*PROBLEM STATEMENT*
For each line that holds "this", copy the line out.

*MATERIAL TO PROCESS*

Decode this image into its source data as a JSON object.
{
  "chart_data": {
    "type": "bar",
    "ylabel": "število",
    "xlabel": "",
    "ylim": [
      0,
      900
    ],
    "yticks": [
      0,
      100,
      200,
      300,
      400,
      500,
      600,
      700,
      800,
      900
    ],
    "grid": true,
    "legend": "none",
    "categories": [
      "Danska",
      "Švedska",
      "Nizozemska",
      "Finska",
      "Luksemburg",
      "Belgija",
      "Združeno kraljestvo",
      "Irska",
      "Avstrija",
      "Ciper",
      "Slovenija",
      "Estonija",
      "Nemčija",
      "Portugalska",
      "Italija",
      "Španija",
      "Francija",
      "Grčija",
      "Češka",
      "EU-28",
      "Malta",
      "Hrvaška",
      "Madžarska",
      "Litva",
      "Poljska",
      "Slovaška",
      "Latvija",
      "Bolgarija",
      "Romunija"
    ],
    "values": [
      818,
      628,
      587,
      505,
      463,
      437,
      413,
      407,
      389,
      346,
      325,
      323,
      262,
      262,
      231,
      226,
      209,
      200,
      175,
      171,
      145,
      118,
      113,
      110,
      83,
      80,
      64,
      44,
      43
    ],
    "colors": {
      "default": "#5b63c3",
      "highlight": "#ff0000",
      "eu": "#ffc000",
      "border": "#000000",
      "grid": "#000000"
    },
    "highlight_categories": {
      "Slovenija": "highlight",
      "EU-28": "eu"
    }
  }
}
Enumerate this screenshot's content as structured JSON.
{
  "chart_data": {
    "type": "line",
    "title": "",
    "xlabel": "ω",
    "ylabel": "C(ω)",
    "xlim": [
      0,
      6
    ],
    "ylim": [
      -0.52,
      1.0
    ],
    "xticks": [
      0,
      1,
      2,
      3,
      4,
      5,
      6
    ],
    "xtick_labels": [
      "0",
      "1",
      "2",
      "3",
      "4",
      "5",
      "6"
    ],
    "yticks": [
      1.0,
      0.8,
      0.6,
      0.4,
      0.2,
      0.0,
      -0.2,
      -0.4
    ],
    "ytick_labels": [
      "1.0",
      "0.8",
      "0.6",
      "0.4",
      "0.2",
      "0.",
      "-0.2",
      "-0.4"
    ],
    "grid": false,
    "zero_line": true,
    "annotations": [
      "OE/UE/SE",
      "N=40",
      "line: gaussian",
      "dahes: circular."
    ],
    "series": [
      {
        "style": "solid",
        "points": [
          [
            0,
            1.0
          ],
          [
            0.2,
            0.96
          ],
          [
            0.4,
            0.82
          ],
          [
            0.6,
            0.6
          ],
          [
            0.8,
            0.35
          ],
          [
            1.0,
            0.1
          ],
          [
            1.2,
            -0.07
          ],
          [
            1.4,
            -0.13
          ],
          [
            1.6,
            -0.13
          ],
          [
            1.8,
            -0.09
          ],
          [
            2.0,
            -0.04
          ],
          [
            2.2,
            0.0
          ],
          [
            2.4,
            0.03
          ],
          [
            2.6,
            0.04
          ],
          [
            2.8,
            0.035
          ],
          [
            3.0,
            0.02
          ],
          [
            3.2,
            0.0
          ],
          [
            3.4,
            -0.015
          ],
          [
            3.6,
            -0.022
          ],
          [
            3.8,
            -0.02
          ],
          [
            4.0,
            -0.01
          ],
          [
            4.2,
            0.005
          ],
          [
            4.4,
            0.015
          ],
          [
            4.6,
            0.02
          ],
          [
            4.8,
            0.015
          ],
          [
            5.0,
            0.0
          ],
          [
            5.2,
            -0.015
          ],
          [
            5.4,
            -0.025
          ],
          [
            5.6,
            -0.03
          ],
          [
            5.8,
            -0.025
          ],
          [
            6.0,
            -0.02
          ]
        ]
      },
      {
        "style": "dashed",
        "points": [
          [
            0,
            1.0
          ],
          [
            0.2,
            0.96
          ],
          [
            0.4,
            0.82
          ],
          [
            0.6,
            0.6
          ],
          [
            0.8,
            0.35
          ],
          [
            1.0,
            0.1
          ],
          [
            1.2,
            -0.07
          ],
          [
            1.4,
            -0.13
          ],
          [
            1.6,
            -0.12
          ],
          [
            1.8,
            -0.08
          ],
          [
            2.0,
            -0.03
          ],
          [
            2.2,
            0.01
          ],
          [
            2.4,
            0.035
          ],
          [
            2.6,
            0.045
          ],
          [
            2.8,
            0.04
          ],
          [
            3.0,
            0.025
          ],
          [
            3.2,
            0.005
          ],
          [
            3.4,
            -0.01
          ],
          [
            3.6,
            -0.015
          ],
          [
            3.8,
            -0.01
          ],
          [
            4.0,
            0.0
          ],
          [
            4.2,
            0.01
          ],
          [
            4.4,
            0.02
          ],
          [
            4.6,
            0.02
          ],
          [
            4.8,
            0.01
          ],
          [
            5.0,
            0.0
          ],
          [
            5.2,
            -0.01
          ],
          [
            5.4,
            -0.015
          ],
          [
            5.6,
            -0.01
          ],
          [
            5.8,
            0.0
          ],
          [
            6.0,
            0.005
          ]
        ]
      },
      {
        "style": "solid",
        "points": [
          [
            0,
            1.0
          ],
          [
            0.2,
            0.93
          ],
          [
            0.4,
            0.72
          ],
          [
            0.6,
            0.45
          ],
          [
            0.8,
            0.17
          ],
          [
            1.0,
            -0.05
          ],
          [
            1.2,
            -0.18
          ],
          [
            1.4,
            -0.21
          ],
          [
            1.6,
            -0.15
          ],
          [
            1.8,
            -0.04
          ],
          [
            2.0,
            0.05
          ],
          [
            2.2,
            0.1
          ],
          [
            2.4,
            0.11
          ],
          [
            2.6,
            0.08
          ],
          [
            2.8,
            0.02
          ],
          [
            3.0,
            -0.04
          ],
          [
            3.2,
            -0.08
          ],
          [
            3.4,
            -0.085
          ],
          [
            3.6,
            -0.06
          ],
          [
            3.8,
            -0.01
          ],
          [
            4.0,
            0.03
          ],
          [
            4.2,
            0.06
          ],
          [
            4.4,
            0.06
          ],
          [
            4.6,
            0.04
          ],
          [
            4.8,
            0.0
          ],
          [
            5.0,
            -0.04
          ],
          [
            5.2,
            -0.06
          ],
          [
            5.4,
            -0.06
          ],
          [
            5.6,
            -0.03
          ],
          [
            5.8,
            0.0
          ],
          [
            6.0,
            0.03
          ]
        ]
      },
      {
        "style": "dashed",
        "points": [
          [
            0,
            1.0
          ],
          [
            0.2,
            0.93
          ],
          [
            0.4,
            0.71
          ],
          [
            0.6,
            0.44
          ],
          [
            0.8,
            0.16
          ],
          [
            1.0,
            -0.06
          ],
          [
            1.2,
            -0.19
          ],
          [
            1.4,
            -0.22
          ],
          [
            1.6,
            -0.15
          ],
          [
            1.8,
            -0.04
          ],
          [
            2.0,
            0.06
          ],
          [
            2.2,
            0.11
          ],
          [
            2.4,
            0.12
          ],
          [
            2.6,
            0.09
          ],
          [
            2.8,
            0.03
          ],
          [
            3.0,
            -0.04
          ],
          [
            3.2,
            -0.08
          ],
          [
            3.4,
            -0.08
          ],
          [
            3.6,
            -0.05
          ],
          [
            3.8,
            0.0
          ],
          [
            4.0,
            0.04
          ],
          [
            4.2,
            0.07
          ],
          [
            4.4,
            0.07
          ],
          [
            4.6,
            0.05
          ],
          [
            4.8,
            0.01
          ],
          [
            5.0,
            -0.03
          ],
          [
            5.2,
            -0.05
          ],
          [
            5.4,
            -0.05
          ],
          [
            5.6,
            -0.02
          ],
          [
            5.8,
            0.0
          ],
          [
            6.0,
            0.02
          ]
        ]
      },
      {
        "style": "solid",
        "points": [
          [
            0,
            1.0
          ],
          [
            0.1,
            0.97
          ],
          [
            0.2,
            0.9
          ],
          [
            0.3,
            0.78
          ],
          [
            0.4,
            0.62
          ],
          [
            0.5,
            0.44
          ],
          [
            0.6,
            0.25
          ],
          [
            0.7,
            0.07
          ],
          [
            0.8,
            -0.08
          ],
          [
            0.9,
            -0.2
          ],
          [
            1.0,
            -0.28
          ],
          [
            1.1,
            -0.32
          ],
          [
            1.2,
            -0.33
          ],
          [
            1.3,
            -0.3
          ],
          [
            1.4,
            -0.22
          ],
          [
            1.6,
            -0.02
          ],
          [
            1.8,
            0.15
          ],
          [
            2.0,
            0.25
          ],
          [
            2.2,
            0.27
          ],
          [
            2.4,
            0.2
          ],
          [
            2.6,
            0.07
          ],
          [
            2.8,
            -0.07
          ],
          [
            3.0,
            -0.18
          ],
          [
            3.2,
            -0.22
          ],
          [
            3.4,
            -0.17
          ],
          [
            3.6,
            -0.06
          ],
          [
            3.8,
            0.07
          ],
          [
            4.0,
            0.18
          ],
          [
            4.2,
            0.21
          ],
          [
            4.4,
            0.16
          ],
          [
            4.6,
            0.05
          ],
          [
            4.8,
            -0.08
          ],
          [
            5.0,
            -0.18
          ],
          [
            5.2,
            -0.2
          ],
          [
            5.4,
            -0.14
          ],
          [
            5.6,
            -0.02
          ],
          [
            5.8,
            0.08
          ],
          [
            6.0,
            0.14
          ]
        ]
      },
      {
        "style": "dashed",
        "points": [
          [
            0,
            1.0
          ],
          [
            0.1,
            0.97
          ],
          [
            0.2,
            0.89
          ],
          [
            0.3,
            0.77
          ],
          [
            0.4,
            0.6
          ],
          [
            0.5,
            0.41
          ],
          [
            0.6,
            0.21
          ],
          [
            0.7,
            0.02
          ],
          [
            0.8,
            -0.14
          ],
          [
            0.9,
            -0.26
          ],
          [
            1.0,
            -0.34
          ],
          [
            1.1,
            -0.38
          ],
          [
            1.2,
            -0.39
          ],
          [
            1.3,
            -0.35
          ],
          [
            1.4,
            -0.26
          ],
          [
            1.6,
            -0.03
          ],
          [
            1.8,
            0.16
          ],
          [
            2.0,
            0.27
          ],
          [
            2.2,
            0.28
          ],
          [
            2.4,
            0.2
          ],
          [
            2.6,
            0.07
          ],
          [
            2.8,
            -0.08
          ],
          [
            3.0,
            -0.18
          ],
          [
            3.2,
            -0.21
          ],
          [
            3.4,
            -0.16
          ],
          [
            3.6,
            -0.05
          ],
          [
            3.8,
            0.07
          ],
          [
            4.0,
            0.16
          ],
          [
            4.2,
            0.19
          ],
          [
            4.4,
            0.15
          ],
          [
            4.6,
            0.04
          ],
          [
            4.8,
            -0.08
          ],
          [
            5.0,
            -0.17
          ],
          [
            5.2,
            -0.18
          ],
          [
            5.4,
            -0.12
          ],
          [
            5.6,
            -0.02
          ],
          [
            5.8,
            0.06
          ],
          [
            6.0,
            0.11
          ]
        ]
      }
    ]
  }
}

*TASK SOLUTION*
Decode this image into its source data as a JSON object.
Enumerate this screenshot's content as structured JSON.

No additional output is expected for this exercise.